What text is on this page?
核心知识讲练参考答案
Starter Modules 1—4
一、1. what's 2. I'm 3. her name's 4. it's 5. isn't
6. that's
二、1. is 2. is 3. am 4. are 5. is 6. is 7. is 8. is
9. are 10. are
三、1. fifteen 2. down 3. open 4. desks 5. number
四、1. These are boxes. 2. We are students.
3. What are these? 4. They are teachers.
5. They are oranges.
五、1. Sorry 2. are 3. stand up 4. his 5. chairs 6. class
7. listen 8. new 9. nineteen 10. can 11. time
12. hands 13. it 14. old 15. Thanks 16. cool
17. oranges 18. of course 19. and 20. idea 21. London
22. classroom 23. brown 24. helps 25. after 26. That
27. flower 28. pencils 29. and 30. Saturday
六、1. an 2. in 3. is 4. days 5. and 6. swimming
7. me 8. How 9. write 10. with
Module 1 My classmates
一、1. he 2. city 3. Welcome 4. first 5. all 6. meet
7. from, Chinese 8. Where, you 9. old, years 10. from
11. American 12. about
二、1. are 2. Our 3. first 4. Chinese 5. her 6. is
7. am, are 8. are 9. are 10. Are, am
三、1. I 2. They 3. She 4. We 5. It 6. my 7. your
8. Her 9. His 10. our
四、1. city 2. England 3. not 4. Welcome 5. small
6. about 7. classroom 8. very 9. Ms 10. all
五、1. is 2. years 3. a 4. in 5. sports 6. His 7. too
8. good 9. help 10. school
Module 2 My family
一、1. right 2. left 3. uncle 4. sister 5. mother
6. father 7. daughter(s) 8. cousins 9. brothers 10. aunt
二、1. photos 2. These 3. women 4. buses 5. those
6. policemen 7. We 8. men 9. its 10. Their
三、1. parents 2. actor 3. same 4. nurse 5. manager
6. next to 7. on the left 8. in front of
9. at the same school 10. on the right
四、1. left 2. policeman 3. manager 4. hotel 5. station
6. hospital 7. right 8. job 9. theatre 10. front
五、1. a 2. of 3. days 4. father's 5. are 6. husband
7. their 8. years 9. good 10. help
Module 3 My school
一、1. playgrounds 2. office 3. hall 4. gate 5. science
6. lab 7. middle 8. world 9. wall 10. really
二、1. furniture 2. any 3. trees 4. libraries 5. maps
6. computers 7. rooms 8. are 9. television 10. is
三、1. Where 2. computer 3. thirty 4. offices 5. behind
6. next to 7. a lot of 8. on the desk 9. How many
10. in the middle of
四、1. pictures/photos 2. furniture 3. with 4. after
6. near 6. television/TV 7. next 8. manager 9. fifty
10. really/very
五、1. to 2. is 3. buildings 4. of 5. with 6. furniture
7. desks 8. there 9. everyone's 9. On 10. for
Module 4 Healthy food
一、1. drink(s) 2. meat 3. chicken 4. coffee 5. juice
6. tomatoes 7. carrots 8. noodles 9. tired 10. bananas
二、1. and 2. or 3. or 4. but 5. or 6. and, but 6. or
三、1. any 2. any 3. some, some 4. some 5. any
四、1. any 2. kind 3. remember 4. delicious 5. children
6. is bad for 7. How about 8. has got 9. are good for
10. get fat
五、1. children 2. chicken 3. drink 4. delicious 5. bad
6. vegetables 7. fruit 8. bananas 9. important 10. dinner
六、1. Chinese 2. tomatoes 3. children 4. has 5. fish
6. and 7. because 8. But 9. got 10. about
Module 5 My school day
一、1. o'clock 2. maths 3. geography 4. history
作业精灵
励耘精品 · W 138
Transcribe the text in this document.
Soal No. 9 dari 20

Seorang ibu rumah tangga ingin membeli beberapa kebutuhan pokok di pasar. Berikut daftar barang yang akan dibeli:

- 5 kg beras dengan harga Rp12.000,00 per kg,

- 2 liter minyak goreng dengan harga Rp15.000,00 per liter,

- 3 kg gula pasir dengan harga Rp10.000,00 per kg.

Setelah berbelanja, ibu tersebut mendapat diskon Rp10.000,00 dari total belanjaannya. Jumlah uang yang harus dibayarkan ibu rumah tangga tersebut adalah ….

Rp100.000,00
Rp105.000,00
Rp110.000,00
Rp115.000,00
□ □ □ □
» Goal
Using the material above, gather every line that includes "father".

» Finished task
6. father 7. daughter(s) 8. cousins 9. brothers 10. aunt
五、1. a 2. of 3. days 4. father's 5. are 6. husband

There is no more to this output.